● Records provided:
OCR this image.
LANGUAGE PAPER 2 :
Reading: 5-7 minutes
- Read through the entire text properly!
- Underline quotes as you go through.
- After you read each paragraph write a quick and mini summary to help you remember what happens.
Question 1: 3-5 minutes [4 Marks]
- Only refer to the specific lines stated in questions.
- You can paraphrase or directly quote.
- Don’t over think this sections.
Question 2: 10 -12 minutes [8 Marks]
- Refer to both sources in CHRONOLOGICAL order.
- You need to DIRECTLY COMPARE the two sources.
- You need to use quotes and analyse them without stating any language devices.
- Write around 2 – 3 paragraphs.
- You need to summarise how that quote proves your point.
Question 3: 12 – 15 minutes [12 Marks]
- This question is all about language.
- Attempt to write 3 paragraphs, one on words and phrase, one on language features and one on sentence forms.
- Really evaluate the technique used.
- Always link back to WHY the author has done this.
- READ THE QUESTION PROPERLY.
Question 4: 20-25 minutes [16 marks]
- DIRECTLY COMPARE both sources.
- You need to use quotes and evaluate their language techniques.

==

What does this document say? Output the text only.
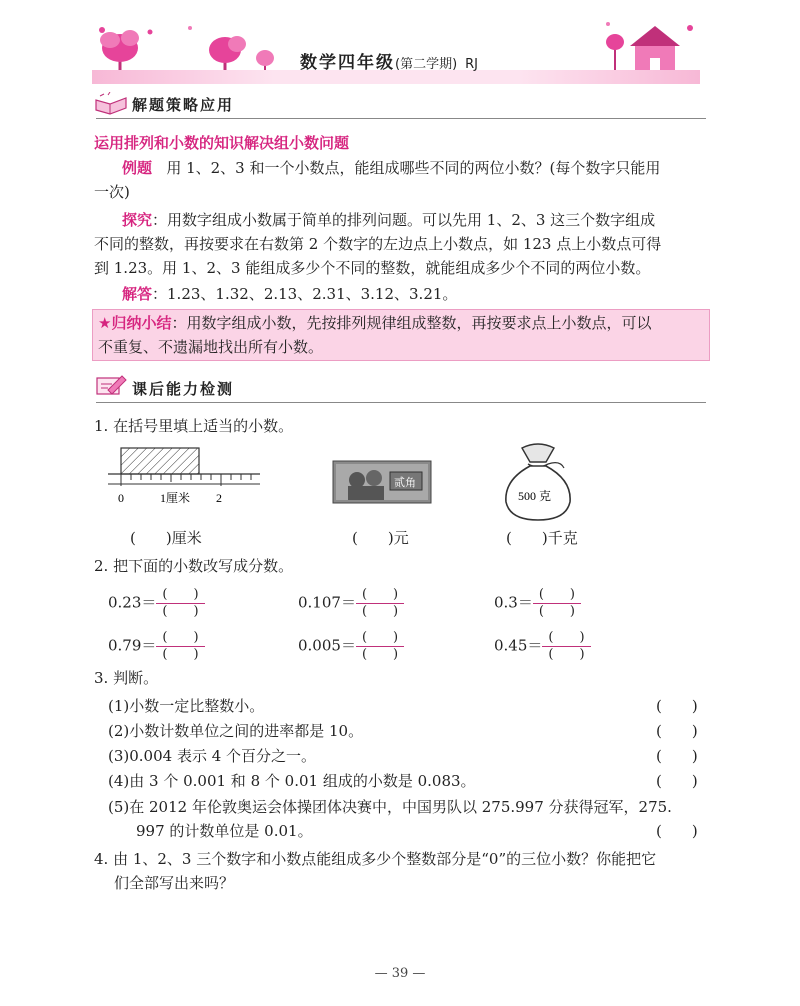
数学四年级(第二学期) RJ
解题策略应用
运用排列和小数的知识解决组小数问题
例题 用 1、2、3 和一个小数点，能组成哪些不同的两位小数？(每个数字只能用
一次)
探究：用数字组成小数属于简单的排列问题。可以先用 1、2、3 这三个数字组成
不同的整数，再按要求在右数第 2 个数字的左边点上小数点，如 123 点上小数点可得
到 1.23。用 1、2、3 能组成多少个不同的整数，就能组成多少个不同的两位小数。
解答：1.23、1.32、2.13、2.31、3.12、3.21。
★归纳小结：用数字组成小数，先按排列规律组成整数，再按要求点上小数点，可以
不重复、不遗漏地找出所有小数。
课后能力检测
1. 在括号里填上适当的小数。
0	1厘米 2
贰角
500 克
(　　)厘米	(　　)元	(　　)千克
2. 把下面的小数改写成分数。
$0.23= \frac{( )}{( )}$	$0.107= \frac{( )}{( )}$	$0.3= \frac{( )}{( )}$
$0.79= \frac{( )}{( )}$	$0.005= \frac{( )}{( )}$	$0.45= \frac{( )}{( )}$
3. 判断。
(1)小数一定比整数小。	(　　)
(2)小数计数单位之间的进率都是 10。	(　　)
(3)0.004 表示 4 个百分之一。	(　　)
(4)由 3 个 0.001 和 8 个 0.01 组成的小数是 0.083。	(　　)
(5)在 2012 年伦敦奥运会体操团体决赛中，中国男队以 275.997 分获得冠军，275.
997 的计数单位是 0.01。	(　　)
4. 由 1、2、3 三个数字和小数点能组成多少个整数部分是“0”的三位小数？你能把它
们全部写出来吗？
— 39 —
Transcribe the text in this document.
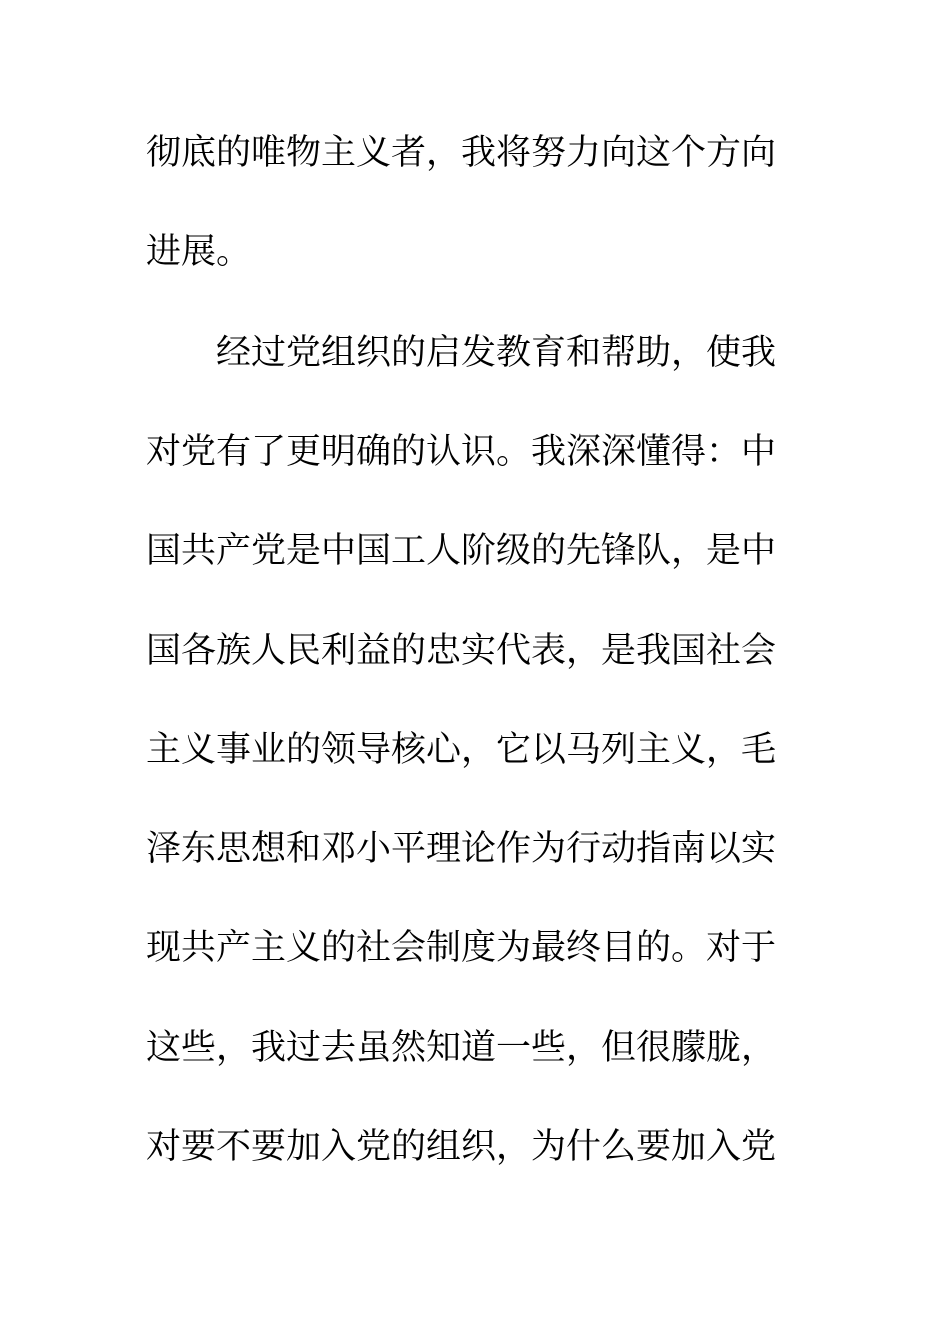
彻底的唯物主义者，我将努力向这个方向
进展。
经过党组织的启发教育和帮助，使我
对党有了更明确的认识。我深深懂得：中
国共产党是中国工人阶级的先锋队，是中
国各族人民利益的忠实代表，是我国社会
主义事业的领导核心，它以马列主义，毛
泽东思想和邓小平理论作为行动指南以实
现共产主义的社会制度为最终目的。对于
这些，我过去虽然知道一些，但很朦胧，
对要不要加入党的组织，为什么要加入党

● Job: How many lines in the records above contain the word "paragraphs"? Reply with the number alone.

● Output below: 2